Gather every line from the entries below that includes "SRMTID".
/---
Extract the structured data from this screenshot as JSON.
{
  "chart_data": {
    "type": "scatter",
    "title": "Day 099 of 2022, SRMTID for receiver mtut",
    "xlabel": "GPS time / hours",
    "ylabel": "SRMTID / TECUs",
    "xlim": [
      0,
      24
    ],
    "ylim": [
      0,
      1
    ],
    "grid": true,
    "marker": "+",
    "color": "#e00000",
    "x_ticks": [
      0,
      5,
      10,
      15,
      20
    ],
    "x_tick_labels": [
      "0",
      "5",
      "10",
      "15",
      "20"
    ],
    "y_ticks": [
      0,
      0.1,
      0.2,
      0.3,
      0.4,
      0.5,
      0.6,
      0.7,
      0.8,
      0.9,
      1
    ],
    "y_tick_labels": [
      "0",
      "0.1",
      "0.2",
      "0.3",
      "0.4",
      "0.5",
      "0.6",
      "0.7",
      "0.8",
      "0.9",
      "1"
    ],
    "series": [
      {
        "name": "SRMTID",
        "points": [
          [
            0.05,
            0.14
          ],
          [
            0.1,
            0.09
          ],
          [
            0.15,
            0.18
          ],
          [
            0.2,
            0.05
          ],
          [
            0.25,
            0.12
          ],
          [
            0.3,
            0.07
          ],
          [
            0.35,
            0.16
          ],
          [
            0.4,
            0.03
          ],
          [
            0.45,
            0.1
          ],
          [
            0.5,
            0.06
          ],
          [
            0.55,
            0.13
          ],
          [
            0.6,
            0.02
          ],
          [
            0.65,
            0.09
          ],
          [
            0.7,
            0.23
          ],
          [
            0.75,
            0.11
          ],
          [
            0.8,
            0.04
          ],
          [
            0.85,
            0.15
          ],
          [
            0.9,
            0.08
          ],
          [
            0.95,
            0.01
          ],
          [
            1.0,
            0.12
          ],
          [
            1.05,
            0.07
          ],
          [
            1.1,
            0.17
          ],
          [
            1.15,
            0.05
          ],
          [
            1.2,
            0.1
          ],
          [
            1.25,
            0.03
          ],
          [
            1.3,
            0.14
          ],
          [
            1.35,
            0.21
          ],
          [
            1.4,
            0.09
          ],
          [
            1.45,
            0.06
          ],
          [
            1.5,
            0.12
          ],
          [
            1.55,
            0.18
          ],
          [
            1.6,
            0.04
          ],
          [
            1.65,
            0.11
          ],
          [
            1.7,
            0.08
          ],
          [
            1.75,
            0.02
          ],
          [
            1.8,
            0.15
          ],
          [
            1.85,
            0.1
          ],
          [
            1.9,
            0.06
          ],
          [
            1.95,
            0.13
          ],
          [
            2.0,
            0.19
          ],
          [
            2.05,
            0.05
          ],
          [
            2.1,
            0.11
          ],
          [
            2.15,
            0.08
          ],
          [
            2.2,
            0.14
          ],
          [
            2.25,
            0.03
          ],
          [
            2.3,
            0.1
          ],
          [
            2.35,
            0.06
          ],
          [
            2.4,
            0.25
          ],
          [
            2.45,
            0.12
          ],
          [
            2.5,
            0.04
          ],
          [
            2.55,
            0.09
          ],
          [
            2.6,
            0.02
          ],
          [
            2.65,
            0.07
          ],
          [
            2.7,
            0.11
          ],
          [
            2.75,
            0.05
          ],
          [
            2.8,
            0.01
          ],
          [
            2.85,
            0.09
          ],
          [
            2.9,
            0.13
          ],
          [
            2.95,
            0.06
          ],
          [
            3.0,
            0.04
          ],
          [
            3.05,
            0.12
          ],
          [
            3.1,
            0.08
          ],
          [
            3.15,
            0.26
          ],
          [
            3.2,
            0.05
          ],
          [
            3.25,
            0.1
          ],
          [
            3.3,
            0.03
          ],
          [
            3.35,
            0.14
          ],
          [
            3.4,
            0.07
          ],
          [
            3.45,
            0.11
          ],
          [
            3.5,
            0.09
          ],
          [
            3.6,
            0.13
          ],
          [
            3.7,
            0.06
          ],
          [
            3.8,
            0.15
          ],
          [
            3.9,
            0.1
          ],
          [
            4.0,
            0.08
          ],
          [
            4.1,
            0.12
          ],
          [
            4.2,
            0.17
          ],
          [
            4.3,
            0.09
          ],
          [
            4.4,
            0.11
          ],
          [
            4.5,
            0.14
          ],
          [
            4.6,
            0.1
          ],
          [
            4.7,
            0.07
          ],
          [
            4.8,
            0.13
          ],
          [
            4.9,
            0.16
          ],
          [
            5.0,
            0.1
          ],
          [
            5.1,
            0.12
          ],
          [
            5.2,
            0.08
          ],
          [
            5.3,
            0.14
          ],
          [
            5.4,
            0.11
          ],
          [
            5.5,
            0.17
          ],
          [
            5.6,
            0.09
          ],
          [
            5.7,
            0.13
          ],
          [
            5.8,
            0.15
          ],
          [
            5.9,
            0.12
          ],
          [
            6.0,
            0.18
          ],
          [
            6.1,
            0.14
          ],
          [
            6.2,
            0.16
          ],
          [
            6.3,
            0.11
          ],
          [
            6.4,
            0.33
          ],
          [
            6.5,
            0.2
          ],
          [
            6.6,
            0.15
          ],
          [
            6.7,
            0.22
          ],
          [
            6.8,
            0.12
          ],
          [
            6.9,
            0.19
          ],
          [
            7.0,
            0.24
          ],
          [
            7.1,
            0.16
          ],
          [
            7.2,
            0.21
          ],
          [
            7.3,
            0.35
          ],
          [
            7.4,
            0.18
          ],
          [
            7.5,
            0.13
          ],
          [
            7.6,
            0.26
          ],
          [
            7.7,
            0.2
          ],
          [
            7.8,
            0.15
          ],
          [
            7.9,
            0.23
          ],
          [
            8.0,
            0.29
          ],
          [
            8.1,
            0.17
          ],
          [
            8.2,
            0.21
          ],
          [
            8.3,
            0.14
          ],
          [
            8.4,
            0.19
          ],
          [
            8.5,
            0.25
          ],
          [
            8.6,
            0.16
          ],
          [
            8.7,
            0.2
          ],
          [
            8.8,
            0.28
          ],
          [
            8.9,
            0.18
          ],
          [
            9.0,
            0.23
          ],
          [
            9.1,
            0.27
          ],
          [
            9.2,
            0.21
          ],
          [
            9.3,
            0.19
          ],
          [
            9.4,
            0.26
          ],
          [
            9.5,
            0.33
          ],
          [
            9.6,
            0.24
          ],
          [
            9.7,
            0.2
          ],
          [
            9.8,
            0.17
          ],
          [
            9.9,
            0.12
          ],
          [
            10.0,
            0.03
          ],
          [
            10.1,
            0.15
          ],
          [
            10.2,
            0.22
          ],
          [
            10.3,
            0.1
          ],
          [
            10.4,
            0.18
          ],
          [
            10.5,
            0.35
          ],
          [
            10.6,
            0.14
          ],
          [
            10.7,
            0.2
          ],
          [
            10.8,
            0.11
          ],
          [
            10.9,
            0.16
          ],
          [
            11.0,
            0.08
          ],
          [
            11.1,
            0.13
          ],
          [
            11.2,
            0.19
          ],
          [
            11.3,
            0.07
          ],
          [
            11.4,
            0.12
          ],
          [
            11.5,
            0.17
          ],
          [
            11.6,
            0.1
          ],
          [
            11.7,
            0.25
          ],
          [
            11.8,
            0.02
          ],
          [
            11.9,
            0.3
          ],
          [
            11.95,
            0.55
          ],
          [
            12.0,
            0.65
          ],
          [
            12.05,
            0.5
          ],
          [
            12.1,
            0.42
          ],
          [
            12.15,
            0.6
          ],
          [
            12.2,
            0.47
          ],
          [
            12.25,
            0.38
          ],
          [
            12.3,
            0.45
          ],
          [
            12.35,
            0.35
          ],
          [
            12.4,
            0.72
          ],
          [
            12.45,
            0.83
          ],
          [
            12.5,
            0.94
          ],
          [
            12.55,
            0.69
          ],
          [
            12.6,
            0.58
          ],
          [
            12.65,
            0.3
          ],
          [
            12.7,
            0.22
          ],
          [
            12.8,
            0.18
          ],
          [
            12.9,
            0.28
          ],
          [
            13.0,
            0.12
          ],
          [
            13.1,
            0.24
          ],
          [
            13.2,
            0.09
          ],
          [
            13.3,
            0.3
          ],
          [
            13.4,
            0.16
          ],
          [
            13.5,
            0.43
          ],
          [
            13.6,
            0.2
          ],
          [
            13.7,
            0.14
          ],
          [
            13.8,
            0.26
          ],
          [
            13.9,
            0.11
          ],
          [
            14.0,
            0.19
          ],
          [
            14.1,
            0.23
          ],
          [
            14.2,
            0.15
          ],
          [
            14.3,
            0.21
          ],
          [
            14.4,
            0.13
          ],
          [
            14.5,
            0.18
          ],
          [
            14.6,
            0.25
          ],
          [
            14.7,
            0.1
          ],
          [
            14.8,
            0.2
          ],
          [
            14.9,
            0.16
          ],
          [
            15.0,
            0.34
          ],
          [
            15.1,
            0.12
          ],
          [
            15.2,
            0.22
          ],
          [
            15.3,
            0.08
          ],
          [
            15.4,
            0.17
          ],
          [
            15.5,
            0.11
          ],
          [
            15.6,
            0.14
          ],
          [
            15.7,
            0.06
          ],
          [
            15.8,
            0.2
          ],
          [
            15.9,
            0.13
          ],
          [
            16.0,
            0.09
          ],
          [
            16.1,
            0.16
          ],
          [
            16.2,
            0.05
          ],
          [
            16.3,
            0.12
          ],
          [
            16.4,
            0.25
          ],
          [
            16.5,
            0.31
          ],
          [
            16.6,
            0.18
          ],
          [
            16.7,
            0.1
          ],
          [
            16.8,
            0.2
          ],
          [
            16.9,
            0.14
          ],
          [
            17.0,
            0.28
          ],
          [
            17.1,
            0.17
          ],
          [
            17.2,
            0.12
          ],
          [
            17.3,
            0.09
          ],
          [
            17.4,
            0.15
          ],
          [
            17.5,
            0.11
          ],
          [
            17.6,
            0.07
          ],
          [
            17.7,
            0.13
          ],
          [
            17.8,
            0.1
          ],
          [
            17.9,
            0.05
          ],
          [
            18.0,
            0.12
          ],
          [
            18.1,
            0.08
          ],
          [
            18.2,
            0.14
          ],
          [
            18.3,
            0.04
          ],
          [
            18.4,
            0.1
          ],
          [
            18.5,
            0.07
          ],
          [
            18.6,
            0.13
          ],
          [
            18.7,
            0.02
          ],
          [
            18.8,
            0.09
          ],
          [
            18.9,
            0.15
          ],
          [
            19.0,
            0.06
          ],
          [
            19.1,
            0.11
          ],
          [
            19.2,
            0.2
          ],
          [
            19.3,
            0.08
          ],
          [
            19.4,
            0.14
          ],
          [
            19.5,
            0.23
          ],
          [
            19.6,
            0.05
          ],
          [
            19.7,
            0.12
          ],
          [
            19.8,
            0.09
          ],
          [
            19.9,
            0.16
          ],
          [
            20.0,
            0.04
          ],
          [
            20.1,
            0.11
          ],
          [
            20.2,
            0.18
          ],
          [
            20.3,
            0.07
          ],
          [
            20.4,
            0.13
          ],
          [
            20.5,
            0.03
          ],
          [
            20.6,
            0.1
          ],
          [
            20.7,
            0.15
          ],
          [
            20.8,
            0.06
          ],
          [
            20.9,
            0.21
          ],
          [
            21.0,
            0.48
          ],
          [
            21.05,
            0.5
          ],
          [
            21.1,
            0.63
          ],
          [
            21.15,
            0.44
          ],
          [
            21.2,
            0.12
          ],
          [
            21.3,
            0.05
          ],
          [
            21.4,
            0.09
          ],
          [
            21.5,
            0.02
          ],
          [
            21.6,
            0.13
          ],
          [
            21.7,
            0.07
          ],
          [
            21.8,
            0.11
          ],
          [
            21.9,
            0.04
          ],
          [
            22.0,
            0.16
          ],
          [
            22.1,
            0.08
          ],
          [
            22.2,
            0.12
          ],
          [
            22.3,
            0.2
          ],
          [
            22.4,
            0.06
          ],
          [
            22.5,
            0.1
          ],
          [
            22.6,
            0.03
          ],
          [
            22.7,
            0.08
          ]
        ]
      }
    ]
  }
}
\---
* COMPLETED TASK
    "title": "Day 099 of 2022, SRMTID for receiver mtut",
    "ylabel": "SRMTID / TECUs",
        "name": "SRMTID",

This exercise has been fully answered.